→ **Excerpted records**:
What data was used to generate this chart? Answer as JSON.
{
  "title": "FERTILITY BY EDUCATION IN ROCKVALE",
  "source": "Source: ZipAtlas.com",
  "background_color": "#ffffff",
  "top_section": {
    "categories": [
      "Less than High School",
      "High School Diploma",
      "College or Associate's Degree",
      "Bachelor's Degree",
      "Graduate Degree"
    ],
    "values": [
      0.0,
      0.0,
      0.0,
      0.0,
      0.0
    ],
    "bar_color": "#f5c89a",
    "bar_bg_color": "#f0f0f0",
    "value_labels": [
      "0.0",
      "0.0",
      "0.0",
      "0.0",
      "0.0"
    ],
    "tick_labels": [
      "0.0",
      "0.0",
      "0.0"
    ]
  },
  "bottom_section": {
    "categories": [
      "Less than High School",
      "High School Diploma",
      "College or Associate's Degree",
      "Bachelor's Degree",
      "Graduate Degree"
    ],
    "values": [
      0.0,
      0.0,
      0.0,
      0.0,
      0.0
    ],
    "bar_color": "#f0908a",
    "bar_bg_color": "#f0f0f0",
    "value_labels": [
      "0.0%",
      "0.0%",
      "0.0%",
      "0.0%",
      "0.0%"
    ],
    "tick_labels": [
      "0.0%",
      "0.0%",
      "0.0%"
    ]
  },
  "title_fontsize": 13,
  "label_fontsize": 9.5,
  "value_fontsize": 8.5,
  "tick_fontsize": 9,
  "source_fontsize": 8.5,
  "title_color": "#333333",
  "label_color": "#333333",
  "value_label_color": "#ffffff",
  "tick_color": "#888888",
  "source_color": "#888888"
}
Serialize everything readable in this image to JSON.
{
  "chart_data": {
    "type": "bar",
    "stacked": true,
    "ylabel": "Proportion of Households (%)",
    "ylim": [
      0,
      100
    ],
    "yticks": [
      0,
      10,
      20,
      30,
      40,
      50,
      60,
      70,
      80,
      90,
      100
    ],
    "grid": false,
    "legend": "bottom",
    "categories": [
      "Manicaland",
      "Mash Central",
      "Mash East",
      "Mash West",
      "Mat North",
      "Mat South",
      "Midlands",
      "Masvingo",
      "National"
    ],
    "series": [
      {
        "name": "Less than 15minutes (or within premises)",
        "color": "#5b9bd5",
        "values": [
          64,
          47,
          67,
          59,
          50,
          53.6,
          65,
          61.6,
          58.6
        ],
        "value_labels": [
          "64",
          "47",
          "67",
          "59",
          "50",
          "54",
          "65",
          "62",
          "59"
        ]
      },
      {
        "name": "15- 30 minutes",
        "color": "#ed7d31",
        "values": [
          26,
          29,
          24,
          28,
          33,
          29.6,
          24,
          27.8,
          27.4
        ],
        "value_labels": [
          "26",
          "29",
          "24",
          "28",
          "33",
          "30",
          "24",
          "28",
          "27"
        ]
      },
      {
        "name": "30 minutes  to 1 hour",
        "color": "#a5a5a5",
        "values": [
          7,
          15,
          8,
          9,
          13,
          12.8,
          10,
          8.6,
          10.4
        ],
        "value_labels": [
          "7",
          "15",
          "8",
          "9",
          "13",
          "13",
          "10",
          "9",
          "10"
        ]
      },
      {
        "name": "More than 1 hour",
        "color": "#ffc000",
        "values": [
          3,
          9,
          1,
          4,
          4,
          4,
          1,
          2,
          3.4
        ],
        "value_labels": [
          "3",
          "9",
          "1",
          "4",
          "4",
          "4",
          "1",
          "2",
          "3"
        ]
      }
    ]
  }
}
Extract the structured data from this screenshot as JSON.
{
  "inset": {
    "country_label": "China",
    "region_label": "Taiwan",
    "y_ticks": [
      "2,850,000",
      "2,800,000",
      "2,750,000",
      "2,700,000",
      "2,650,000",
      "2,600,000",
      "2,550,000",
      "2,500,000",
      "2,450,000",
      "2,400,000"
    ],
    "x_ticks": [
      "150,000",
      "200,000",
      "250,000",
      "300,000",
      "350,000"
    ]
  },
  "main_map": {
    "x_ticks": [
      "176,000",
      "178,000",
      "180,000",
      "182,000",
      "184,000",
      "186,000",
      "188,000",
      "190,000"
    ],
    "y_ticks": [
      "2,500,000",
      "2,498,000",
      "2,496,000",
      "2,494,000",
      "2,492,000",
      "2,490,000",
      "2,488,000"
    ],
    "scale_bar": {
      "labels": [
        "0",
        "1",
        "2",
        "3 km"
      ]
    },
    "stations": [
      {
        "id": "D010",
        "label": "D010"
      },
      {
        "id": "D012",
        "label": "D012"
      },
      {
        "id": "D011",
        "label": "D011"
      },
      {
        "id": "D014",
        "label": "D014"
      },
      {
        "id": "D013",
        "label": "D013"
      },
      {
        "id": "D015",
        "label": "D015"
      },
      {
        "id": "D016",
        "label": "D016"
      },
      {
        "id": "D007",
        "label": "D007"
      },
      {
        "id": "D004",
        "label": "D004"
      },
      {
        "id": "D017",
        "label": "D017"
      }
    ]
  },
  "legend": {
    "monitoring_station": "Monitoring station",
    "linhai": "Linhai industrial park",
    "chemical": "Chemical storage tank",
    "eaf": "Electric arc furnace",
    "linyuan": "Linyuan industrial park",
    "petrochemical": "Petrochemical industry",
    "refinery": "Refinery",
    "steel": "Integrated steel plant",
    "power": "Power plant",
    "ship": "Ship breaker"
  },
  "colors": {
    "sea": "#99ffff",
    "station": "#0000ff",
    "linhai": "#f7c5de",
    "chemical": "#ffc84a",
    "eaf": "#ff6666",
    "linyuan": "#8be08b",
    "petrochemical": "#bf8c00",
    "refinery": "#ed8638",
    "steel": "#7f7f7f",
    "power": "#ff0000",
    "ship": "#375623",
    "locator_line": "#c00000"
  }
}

→ **Task objective**: Gather all lines from the records above in which "petrochemical" appears.

→ **In response**:
    "petrochemical": "Petrochemical industry",
    "petrochemical": "#bf8c00",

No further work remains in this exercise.